* [GIVEN TASK]: Copy every line of the records below, word for word and in the same order.

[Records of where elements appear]
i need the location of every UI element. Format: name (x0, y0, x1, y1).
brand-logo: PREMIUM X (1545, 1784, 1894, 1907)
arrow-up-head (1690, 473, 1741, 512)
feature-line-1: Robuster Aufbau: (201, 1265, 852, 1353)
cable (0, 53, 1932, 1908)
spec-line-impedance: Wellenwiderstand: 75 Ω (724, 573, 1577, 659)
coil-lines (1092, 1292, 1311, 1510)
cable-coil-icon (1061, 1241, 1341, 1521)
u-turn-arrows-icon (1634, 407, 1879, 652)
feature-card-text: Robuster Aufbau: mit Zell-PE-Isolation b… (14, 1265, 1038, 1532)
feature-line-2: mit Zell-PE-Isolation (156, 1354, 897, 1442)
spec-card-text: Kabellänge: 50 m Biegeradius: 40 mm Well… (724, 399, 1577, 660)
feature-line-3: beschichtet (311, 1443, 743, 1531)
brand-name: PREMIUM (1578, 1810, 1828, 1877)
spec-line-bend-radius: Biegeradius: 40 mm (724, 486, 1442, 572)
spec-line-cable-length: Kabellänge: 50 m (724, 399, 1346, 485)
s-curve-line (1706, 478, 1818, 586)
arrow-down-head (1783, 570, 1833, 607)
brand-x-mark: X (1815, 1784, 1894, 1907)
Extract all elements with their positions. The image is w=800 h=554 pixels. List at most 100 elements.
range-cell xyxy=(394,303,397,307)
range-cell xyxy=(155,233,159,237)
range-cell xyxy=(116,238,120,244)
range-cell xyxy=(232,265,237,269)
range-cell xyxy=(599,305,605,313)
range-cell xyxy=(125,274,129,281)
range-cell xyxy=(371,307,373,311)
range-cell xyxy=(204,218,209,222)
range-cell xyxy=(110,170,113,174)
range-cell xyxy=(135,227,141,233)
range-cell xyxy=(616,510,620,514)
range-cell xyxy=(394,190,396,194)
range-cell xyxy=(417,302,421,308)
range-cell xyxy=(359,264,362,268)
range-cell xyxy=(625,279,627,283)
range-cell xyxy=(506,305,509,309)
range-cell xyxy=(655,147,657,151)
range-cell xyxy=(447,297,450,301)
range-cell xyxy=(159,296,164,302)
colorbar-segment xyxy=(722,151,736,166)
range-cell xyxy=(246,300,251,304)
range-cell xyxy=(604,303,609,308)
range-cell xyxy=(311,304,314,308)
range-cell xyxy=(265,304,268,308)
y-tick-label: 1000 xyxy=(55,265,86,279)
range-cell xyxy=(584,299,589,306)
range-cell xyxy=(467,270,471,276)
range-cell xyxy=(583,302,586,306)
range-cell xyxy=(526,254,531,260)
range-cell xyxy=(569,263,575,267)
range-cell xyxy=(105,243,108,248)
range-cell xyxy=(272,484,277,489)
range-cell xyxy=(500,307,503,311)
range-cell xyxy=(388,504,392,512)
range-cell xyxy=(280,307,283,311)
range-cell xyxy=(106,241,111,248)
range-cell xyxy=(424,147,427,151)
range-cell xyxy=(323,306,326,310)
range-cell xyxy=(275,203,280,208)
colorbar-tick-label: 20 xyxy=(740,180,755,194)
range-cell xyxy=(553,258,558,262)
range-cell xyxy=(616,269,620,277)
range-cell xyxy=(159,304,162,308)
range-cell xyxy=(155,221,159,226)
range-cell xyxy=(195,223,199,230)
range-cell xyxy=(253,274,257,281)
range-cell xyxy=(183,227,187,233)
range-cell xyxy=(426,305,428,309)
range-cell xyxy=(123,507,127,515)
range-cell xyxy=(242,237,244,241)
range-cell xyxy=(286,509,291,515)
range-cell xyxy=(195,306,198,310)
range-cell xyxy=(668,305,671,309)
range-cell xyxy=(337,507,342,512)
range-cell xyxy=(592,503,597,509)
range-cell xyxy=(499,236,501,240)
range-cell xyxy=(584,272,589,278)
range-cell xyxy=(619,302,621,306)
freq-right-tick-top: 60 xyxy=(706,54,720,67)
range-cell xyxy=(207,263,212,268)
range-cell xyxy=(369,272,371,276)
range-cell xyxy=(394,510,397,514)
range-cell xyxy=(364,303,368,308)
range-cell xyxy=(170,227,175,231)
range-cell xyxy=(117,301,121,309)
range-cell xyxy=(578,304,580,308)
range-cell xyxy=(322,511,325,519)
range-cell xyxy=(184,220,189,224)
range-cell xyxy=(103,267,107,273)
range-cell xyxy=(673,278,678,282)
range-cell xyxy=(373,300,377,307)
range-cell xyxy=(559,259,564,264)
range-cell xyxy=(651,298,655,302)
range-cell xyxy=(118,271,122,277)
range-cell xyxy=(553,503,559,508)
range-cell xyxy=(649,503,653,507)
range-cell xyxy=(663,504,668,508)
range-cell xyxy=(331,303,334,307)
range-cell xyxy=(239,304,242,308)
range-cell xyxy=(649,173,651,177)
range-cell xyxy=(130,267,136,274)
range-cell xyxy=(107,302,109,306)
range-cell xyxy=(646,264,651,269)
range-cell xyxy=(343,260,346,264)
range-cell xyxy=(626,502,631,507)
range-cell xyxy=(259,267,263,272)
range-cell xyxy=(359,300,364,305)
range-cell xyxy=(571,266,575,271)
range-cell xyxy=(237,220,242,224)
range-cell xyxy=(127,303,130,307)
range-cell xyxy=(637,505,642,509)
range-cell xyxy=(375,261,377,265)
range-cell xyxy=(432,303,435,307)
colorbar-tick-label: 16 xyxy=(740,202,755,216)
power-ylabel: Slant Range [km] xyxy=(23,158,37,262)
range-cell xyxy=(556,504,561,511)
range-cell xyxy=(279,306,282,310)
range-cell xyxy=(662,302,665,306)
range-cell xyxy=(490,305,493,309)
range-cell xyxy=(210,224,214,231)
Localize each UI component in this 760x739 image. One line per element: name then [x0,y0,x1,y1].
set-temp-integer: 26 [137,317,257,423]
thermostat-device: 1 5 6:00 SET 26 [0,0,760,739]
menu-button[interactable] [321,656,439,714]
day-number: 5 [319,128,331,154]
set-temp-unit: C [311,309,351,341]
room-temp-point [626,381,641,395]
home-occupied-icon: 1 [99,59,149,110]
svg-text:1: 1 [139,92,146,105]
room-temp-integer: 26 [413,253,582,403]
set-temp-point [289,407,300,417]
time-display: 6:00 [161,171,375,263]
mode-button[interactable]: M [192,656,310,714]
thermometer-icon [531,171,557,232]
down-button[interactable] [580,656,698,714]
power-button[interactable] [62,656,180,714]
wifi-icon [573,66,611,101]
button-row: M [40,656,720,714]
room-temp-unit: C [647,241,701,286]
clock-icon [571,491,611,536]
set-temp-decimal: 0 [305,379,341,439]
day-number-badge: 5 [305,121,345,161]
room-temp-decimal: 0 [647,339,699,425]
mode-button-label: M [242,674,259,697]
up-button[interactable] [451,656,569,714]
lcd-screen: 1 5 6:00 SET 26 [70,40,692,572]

* [COMPLETE ANSWER]:
i need the location of every UI element. Format: name (x0, y0, x1, y1).
brand-logo: PREMIUM X (1545, 1784, 1894, 1907)
arrow-up-head (1690, 473, 1741, 512)
feature-line-1: Robuster Aufbau: (201, 1265, 852, 1353)
cable (0, 53, 1932, 1908)
spec-line-impedance: Wellenwiderstand: 75 Ω (724, 573, 1577, 659)
coil-lines (1092, 1292, 1311, 1510)
cable-coil-icon (1061, 1241, 1341, 1521)
u-turn-arrows-icon (1634, 407, 1879, 652)
feature-card-text: Robuster Aufbau: mit Zell-PE-Isolation b… (14, 1265, 1038, 1532)
feature-line-2: mit Zell-PE-Isolation (156, 1354, 897, 1442)
spec-card-text: Kabellänge: 50 m Biegeradius: 40 mm Well… (724, 399, 1577, 660)
feature-line-3: beschichtet (311, 1443, 743, 1531)
brand-name: PREMIUM (1578, 1810, 1828, 1877)
spec-line-bend-radius: Biegeradius: 40 mm (724, 486, 1442, 572)
spec-line-cable-length: Kabellänge: 50 m (724, 399, 1346, 485)
s-curve-line (1706, 478, 1818, 586)
arrow-down-head (1783, 570, 1833, 607)
brand-x-mark: X (1815, 1784, 1894, 1907)
Extract all elements with their positions. The image is w=800 h=554 pixels. List at most 100 elements.
range-cell xyxy=(394,303,397,307)
range-cell xyxy=(155,233,159,237)
range-cell xyxy=(116,238,120,244)
range-cell xyxy=(232,265,237,269)
range-cell xyxy=(599,305,605,313)
range-cell xyxy=(125,274,129,281)
range-cell xyxy=(371,307,373,311)
range-cell xyxy=(204,218,209,222)
range-cell xyxy=(110,170,113,174)
range-cell xyxy=(135,227,141,233)
range-cell xyxy=(616,510,620,514)
range-cell xyxy=(394,190,396,194)
range-cell xyxy=(417,302,421,308)
range-cell xyxy=(359,264,362,268)
range-cell xyxy=(625,279,627,283)
range-cell xyxy=(506,305,509,309)
range-cell xyxy=(655,147,657,151)
range-cell xyxy=(447,297,450,301)
range-cell xyxy=(159,296,164,302)
colorbar-segment xyxy=(722,151,736,166)
range-cell xyxy=(246,300,251,304)
range-cell xyxy=(604,303,609,308)
range-cell xyxy=(311,304,314,308)
range-cell xyxy=(265,304,268,308)
y-tick-label: 1000 xyxy=(55,265,86,279)
range-cell xyxy=(584,299,589,306)
range-cell xyxy=(467,270,471,276)
range-cell xyxy=(583,302,586,306)
range-cell xyxy=(526,254,531,260)
range-cell xyxy=(569,263,575,267)
range-cell xyxy=(105,243,108,248)
range-cell xyxy=(272,484,277,489)
range-cell xyxy=(500,307,503,311)
range-cell xyxy=(388,504,392,512)
range-cell xyxy=(280,307,283,311)
range-cell xyxy=(106,241,111,248)
range-cell xyxy=(424,147,427,151)
range-cell xyxy=(323,306,326,310)
range-cell xyxy=(275,203,280,208)
colorbar-tick-label: 20 xyxy=(740,180,755,194)
range-cell xyxy=(553,258,558,262)
range-cell xyxy=(616,269,620,277)
range-cell xyxy=(159,304,162,308)
range-cell xyxy=(155,221,159,226)
range-cell xyxy=(195,223,199,230)
range-cell xyxy=(253,274,257,281)
range-cell xyxy=(183,227,187,233)
range-cell xyxy=(426,305,428,309)
range-cell xyxy=(123,507,127,515)
range-cell xyxy=(242,237,244,241)
range-cell xyxy=(286,509,291,515)
range-cell xyxy=(195,306,198,310)
range-cell xyxy=(668,305,671,309)
range-cell xyxy=(337,507,342,512)
range-cell xyxy=(592,503,597,509)
range-cell xyxy=(499,236,501,240)
range-cell xyxy=(584,272,589,278)
range-cell xyxy=(619,302,621,306)
freq-right-tick-top: 60 xyxy=(706,54,720,67)
range-cell xyxy=(207,263,212,268)
range-cell xyxy=(369,272,371,276)
range-cell xyxy=(394,510,397,514)
range-cell xyxy=(364,303,368,308)
range-cell xyxy=(170,227,175,231)
range-cell xyxy=(117,301,121,309)
range-cell xyxy=(578,304,580,308)
range-cell xyxy=(322,511,325,519)
range-cell xyxy=(184,220,189,224)
range-cell xyxy=(103,267,107,273)
range-cell xyxy=(673,278,678,282)
range-cell xyxy=(373,300,377,307)
range-cell xyxy=(559,259,564,264)
range-cell xyxy=(651,298,655,302)
range-cell xyxy=(118,271,122,277)
range-cell xyxy=(553,503,559,508)
range-cell xyxy=(649,503,653,507)
range-cell xyxy=(663,504,668,508)
range-cell xyxy=(331,303,334,307)
range-cell xyxy=(239,304,242,308)
range-cell xyxy=(649,173,651,177)
range-cell xyxy=(130,267,136,274)
range-cell xyxy=(107,302,109,306)
range-cell xyxy=(646,264,651,269)
range-cell xyxy=(343,260,346,264)
range-cell xyxy=(626,502,631,507)
range-cell xyxy=(259,267,263,272)
range-cell xyxy=(359,300,364,305)
range-cell xyxy=(571,266,575,271)
range-cell xyxy=(237,220,242,224)
range-cell xyxy=(127,303,130,307)
range-cell xyxy=(637,505,642,509)
range-cell xyxy=(375,261,377,265)
range-cell xyxy=(432,303,435,307)
colorbar-tick-label: 16 xyxy=(740,202,755,216)
power-ylabel: Slant Range [km] xyxy=(23,158,37,262)
range-cell xyxy=(556,504,561,511)
range-cell xyxy=(279,306,282,310)
range-cell xyxy=(662,302,665,306)
range-cell xyxy=(490,305,493,309)
range-cell xyxy=(210,224,214,231)
Localize each UI component in this 760x739 image. One line per element: name then [x0,y0,x1,y1].
set-temp-integer: 26 [137,317,257,423]
thermostat-device: 1 5 6:00 SET 26 [0,0,760,739]
menu-button[interactable] [321,656,439,714]
day-number: 5 [319,128,331,154]
set-temp-unit: C [311,309,351,341]
room-temp-point [626,381,641,395]
home-occupied-icon: 1 [99,59,149,110]
svg-text:1: 1 [139,92,146,105]
room-temp-integer: 26 [413,253,582,403]
set-temp-point [289,407,300,417]
time-display: 6:00 [161,171,375,263]
mode-button[interactable]: M [192,656,310,714]
thermometer-icon [531,171,557,232]
down-button[interactable] [580,656,698,714]
power-button[interactable] [62,656,180,714]
wifi-icon [573,66,611,101]
button-row: M [40,656,720,714]
room-temp-unit: C [647,241,701,286]
clock-icon [571,491,611,536]
set-temp-decimal: 0 [305,379,341,439]
day-number-badge: 5 [305,121,345,161]
room-temp-decimal: 0 [647,339,699,425]
mode-button-label: M [242,674,259,697]
up-button[interactable] [451,656,569,714]
lcd-screen: 1 5 6:00 SET 26 [70,40,692,572]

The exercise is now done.